WORK REQUIRED:
Restate the entries below word for word, omitting nothing.

*****

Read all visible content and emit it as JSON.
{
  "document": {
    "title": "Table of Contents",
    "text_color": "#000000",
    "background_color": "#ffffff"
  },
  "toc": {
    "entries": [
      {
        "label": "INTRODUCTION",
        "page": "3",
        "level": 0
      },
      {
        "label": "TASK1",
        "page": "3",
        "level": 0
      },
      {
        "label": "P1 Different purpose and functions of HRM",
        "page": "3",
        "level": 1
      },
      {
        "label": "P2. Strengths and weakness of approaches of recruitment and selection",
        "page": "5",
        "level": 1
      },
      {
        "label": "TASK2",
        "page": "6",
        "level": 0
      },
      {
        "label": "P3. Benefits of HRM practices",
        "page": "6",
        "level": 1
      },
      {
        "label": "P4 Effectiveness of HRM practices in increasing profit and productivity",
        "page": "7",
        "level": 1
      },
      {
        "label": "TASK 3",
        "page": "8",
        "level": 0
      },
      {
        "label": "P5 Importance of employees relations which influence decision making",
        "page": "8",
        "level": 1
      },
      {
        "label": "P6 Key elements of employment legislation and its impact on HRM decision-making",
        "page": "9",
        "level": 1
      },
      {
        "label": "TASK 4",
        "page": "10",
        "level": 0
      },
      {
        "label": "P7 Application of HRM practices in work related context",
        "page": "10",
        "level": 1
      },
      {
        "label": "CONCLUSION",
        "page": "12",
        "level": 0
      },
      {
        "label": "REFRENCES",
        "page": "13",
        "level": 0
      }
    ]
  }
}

*****

TASK RESPONSE:
Read all visible content and emit it as JSON.
{
  "document": {
    "title": "Table of Contents",
    "text_color": "#000000",
    "background_color": "#ffffff"
  },
  "toc": {
    "entries": [
      {
        "label": "INTRODUCTION",
        "page": "3",
        "level": 0
      },
      {
        "label": "TASK1",
        "page": "3",
        "level": 0
      },
      {
        "label": "P1 Different purpose and functions of HRM",
        "page": "3",
        "level": 1
      },
      {
        "label": "P2. Strengths and weakness of approaches of recruitment and selection",
        "page": "5",
        "level": 1
      },
      {
        "label": "TASK2",
        "page": "6",
        "level": 0
      },
      {
        "label": "P3. Benefits of HRM practices",
        "page": "6",
        "level": 1
      },
      {
        "label": "P4 Effectiveness of HRM practices in increasing profit and productivity",
        "page": "7",
        "level": 1
      },
      {
        "label": "TASK 3",
        "page": "8",
        "level": 0
      },
      {
        "label": "P5 Importance of employees relations which influence decision making",
        "page": "8",
        "level": 1
      },
      {
        "label": "P6 Key elements of employment legislation and its impact on HRM decision-making",
        "page": "9",
        "level": 1
      },
      {
        "label": "TASK 4",
        "page": "10",
        "level": 0
      },
      {
        "label": "P7 Application of HRM practices in work related context",
        "page": "10",
        "level": 1
      },
      {
        "label": "CONCLUSION",
        "page": "12",
        "level": 0
      },
      {
        "label": "REFRENCES",
        "page": "13",
        "level": 0
      }
    ]
  }
}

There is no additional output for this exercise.